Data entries
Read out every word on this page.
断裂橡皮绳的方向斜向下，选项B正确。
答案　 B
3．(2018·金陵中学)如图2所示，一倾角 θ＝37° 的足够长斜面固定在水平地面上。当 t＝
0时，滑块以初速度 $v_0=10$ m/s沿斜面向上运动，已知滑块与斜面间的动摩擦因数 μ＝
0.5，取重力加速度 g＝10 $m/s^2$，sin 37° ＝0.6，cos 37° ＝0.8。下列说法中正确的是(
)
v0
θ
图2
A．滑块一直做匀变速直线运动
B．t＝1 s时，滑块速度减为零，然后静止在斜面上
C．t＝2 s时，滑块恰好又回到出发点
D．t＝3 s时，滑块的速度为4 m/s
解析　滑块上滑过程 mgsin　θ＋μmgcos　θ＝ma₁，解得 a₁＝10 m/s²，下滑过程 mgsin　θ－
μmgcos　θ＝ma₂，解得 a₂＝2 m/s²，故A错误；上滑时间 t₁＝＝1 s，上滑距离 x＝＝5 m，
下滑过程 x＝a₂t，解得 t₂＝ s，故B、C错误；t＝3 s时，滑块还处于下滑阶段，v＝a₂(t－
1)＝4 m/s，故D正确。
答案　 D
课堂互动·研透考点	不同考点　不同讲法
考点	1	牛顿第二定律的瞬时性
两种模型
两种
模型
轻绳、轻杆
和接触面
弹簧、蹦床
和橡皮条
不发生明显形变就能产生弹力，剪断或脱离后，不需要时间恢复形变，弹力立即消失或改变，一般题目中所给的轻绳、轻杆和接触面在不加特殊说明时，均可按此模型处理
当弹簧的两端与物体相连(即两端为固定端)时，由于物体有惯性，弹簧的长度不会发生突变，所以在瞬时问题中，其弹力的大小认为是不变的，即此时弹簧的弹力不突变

**DIRECTIONS:**
Your task is to retype all the records above with nothing left out.

**REPLY TO THE EXERCISE:**
Read out every word on this page.
断裂橡皮绳的方向斜向下，选项B正确。
答案　 B
3．(2018·金陵中学)如图2所示，一倾角 θ＝37° 的足够长斜面固定在水平地面上。当 t＝
0时，滑块以初速度 $v_0=10$ m/s沿斜面向上运动，已知滑块与斜面间的动摩擦因数 μ＝
0.5，取重力加速度 g＝10 $m/s^2$，sin 37° ＝0.6，cos 37° ＝0.8。下列说法中正确的是(
)
v0
θ
图2
A．滑块一直做匀变速直线运动
B．t＝1 s时，滑块速度减为零，然后静止在斜面上
C．t＝2 s时，滑块恰好又回到出发点
D．t＝3 s时，滑块的速度为4 m/s
解析　滑块上滑过程 mgsin　θ＋μmgcos　θ＝ma₁，解得 a₁＝10 m/s²，下滑过程 mgsin　θ－
μmgcos　θ＝ma₂，解得 a₂＝2 m/s²，故A错误；上滑时间 t₁＝＝1 s，上滑距离 x＝＝5 m，
下滑过程 x＝a₂t，解得 t₂＝ s，故B、C错误；t＝3 s时，滑块还处于下滑阶段，v＝a₂(t－
1)＝4 m/s，故D正确。
答案　 D
课堂互动·研透考点	不同考点　不同讲法
考点	1	牛顿第二定律的瞬时性
两种模型
两种
模型
轻绳、轻杆
和接触面
弹簧、蹦床
和橡皮条
不发生明显形变就能产生弹力，剪断或脱离后，不需要时间恢复形变，弹力立即消失或改变，一般题目中所给的轻绳、轻杆和接触面在不加特殊说明时，均可按此模型处理
当弹簧的两端与物体相连(即两端为固定端)时，由于物体有惯性，弹簧的长度不会发生突变，所以在瞬时问题中，其弹力的大小认为是不变的，即此时弹簧的弹力不突变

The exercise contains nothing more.